» Instructions for the task
Whenever a line contains the string "General", copy it out of the entries.

» Records provided
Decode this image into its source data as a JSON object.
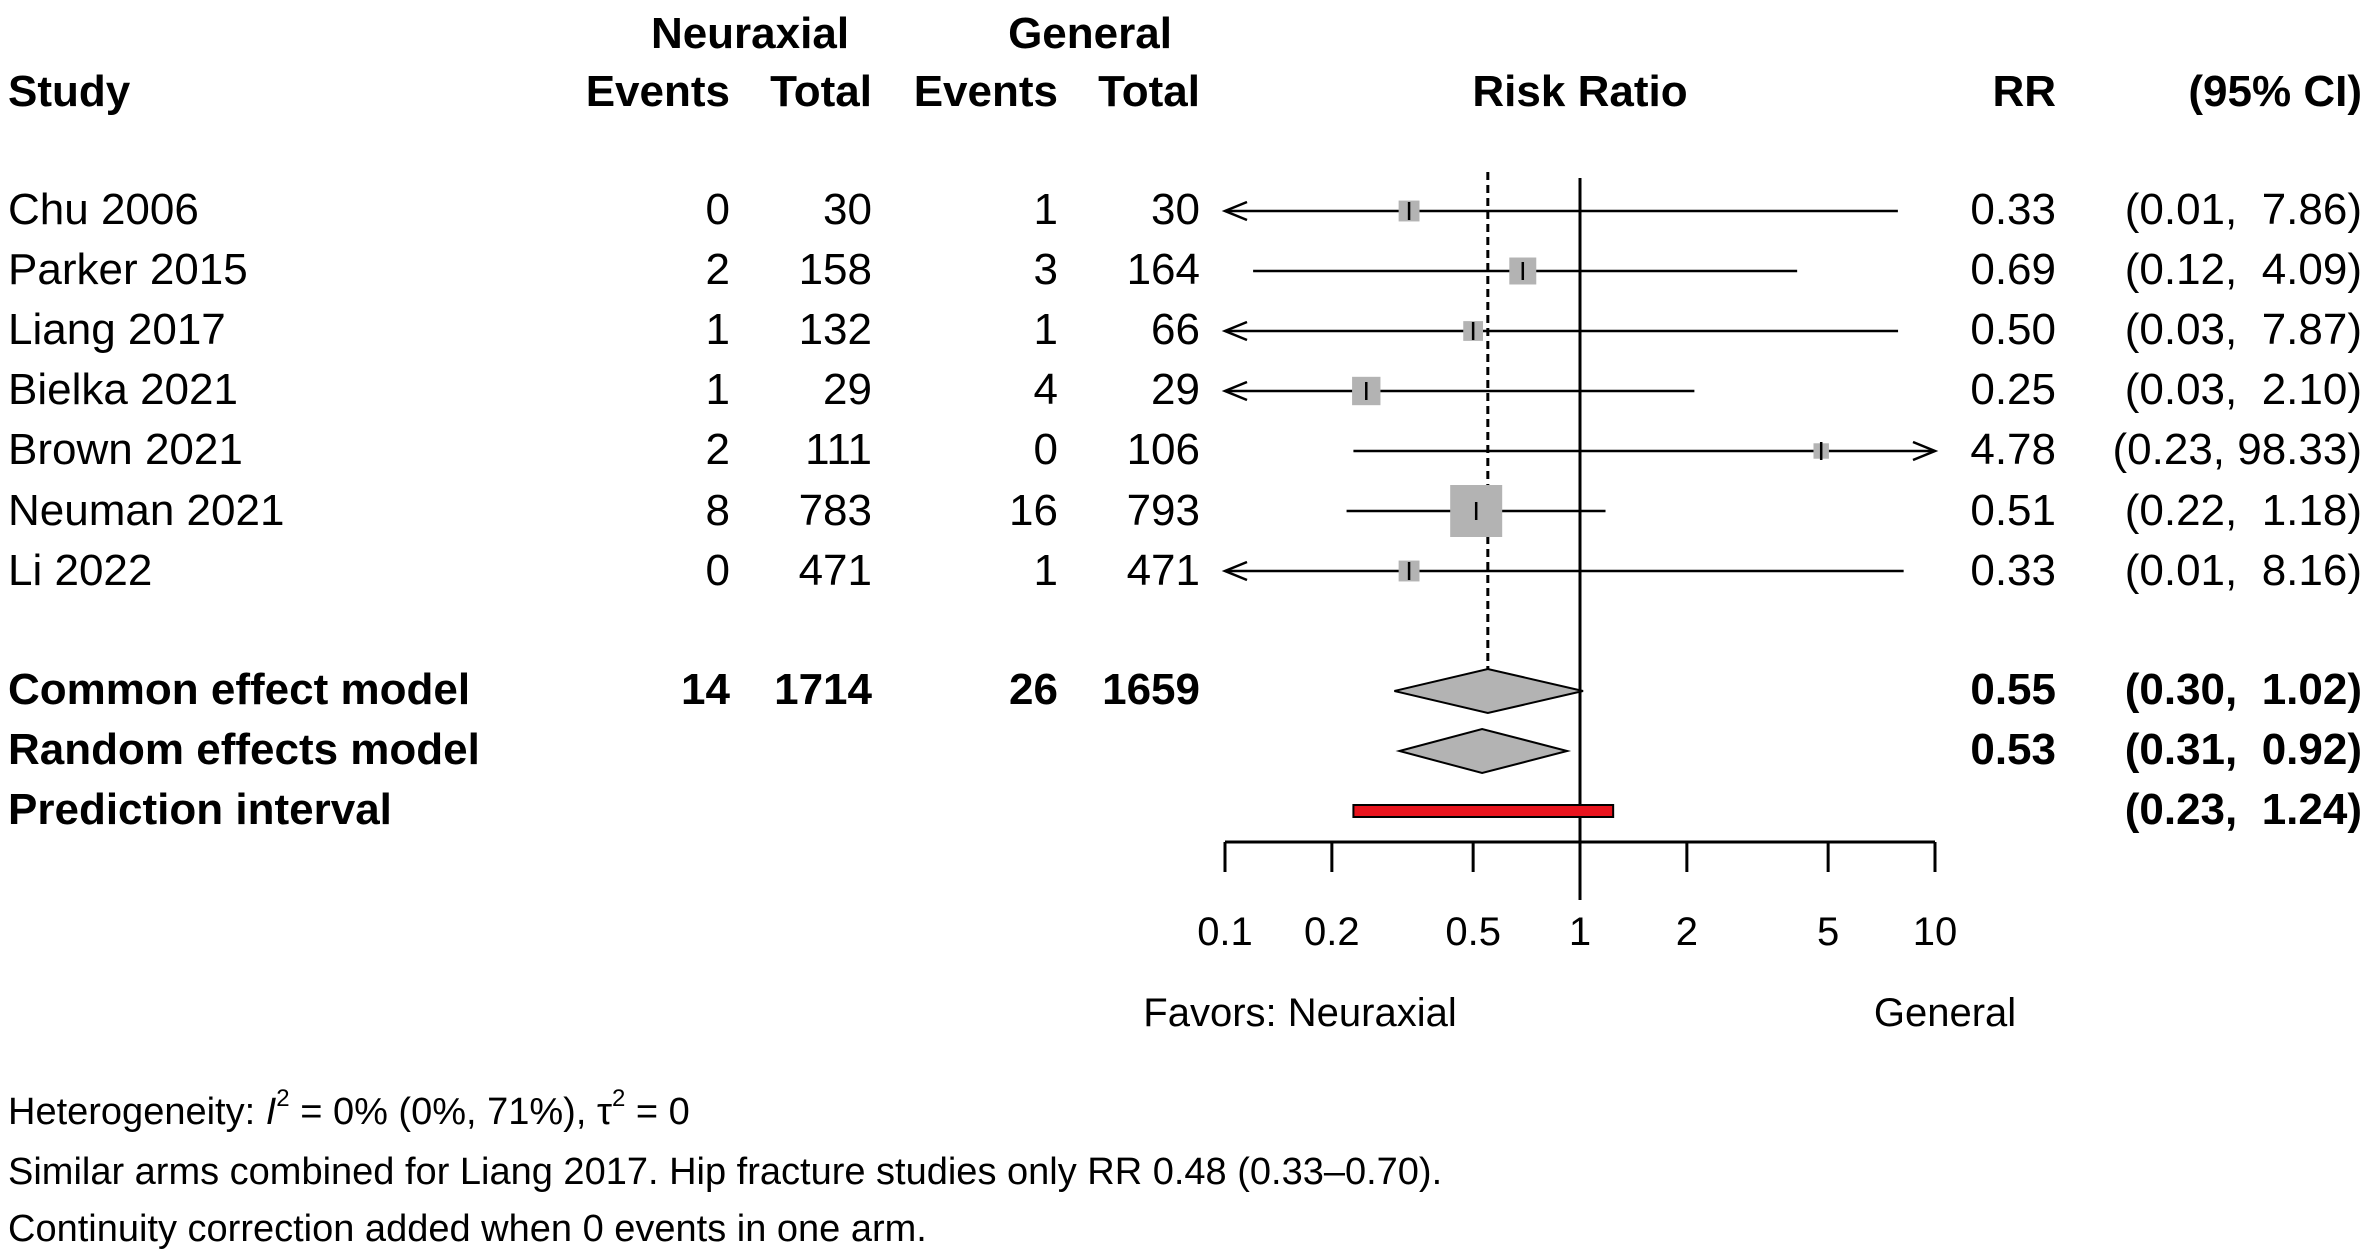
{
  "headers": {
    "group1": "Neuraxial",
    "group2": "General",
    "study": "Study",
    "events1": "Events",
    "total1": "Total",
    "events2": "Events",
    "total2": "Total",
    "risk_ratio": "Risk Ratio",
    "rr": "RR",
    "ci": "(95% CI)"
  },
  "studies": [
    {
      "name": "Chu 2006",
      "e1": "0",
      "t1": "30",
      "e2": "1",
      "t2": "30",
      "rr_text": "0.33",
      "ci_text": "(0.01,  7.86)"
    },
    {
      "name": "Parker 2015",
      "e1": "2",
      "t1": "158",
      "e2": "3",
      "t2": "164",
      "rr_text": "0.69",
      "ci_text": "(0.12,  4.09)"
    },
    {
      "name": "Liang 2017",
      "e1": "1",
      "t1": "132",
      "e2": "1",
      "t2": "66",
      "rr_text": "0.50",
      "ci_text": "(0.03,  7.87)"
    },
    {
      "name": "Bielka 2021",
      "e1": "1",
      "t1": "29",
      "e2": "4",
      "t2": "29",
      "rr_text": "0.25",
      "ci_text": "(0.03,  2.10)"
    },
    {
      "name": "Brown 2021",
      "e1": "2",
      "t1": "111",
      "e2": "0",
      "t2": "106",
      "rr_text": "4.78",
      "ci_text": "(0.23, 98.33)"
    },
    {
      "name": "Neuman 2021",
      "e1": "8",
      "t1": "783",
      "e2": "16",
      "t2": "793",
      "rr_text": "0.51",
      "ci_text": "(0.22,  1.18)"
    },
    {
      "name": "Li 2022",
      "e1": "0",
      "t1": "471",
      "e2": "1",
      "t2": "471",
      "rr_text": "0.33",
      "ci_text": "(0.01,  8.16)"
    }
  ],
  "summaries": [
    {
      "name": "Common effect model",
      "e1": "14",
      "t1": "1714",
      "e2": "26",
      "t2": "1659",
      "rr_text": "0.55",
      "ci_text": "(0.30,  1.02)"
    },
    {
      "name": "Random effects model",
      "e1": "",
      "t1": "",
      "e2": "",
      "t2": "",
      "rr_text": "0.53",
      "ci_text": "(0.31,  0.92)"
    },
    {
      "name": "Prediction interval",
      "e1": "",
      "t1": "",
      "e2": "",
      "t2": "",
      "rr_text": "",
      "ci_text": "(0.23,  1.24)"
    }
  ],
  "axis": {
    "favors_left": "Favors: Neuraxial",
    "favors_right": "General"
  },
  "footnotes": {
    "heterogeneity_prefix": "Heterogeneity: ",
    "i_symbol": "I",
    "i_sup": "2",
    "heterogeneity_mid": " = 0% (0%, 71%), ",
    "tau_symbol": "τ",
    "tau_sup": "2",
    "heterogeneity_end": " = 0",
    "note1": "Similar arms combined for Liang 2017. Hip fracture studies only RR 0.48 (0.33–0.70).",
    "note2": "Continuity correction added when 0 events in one arm."
  },
  "colors": {
    "square": "#b3b3b3",
    "diamond": "#b3b3b3",
    "prediction": "#e8141e"
  },
  "chart_data": {
    "type": "forest",
    "scale": "log",
    "xlim": [
      0.1,
      10
    ],
    "x_ticks": [
      0.1,
      0.2,
      0.5,
      1,
      2,
      5,
      10
    ],
    "x_tick_labels": [
      "0.1",
      "0.2",
      "0.5",
      "1",
      "2",
      "5",
      "10"
    ],
    "reference_line": 1,
    "common_effect_line": 0.55,
    "studies": [
      {
        "name": "Chu 2006",
        "rr": 0.33,
        "lo": 0.01,
        "hi": 7.86,
        "weight": 0.6
      },
      {
        "name": "Parker 2015",
        "rr": 0.69,
        "lo": 0.12,
        "hi": 4.09,
        "weight": 1.3
      },
      {
        "name": "Liang 2017",
        "rr": 0.5,
        "lo": 0.03,
        "hi": 7.87,
        "weight": 0.5
      },
      {
        "name": "Bielka 2021",
        "rr": 0.25,
        "lo": 0.03,
        "hi": 2.1,
        "weight": 1.5
      },
      {
        "name": "Brown 2021",
        "rr": 4.78,
        "lo": 0.23,
        "hi": 98.33,
        "weight": 0.2
      },
      {
        "name": "Neuman 2021",
        "rr": 0.51,
        "lo": 0.22,
        "hi": 1.18,
        "weight": 7.0
      },
      {
        "name": "Li 2022",
        "rr": 0.33,
        "lo": 0.01,
        "hi": 8.16,
        "weight": 0.6
      }
    ],
    "common_effect": {
      "rr": 0.55,
      "lo": 0.3,
      "hi": 1.02
    },
    "random_effects": {
      "rr": 0.53,
      "lo": 0.31,
      "hi": 0.92
    },
    "prediction_interval": {
      "lo": 0.23,
      "hi": 1.24
    }
  }
}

» Written answer
    "group2": "General",
    "favors_right": "General"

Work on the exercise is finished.